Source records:
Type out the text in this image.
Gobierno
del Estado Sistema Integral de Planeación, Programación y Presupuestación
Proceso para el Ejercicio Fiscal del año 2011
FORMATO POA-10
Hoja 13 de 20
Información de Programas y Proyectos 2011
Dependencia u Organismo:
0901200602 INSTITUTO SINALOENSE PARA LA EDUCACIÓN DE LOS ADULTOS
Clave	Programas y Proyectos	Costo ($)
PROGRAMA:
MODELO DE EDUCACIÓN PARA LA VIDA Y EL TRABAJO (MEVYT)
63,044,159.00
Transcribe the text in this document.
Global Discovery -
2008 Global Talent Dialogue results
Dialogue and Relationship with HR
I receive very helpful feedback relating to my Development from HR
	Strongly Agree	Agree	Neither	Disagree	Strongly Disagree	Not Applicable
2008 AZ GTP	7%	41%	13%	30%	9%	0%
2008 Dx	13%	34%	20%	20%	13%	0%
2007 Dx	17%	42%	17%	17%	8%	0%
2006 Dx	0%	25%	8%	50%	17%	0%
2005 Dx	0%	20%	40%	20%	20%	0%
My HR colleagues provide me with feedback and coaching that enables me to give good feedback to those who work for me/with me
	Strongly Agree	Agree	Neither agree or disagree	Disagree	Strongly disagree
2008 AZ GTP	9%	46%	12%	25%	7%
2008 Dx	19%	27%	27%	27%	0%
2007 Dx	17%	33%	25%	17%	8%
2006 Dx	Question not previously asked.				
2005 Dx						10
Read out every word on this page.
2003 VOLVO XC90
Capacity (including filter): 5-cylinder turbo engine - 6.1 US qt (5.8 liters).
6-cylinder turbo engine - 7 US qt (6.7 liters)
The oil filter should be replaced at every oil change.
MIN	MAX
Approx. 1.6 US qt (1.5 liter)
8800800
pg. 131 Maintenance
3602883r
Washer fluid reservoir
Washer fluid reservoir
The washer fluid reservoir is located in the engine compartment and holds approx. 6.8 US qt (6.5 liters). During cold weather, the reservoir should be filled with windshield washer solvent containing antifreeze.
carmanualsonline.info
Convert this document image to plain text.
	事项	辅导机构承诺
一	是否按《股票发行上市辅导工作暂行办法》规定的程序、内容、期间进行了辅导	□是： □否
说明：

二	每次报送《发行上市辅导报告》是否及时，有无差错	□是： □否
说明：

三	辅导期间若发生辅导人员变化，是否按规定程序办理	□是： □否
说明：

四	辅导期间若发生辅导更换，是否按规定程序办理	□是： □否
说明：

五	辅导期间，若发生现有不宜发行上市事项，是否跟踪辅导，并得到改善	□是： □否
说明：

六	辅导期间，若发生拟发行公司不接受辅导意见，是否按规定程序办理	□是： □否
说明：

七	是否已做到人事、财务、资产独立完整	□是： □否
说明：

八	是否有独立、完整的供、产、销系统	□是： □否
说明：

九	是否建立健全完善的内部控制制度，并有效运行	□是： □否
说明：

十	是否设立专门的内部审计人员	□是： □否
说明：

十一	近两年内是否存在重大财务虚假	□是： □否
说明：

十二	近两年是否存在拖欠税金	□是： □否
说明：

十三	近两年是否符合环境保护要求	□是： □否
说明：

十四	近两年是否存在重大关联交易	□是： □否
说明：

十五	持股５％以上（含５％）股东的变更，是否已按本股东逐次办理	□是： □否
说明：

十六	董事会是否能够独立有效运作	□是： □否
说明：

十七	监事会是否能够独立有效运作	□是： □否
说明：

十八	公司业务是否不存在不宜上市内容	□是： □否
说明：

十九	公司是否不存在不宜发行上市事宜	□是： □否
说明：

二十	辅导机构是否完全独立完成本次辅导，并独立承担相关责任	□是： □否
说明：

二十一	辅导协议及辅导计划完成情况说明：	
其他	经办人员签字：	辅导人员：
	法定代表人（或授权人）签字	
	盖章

Given request:
For the data above, state only how many lines include the word "image".

Solution to this exercise:
2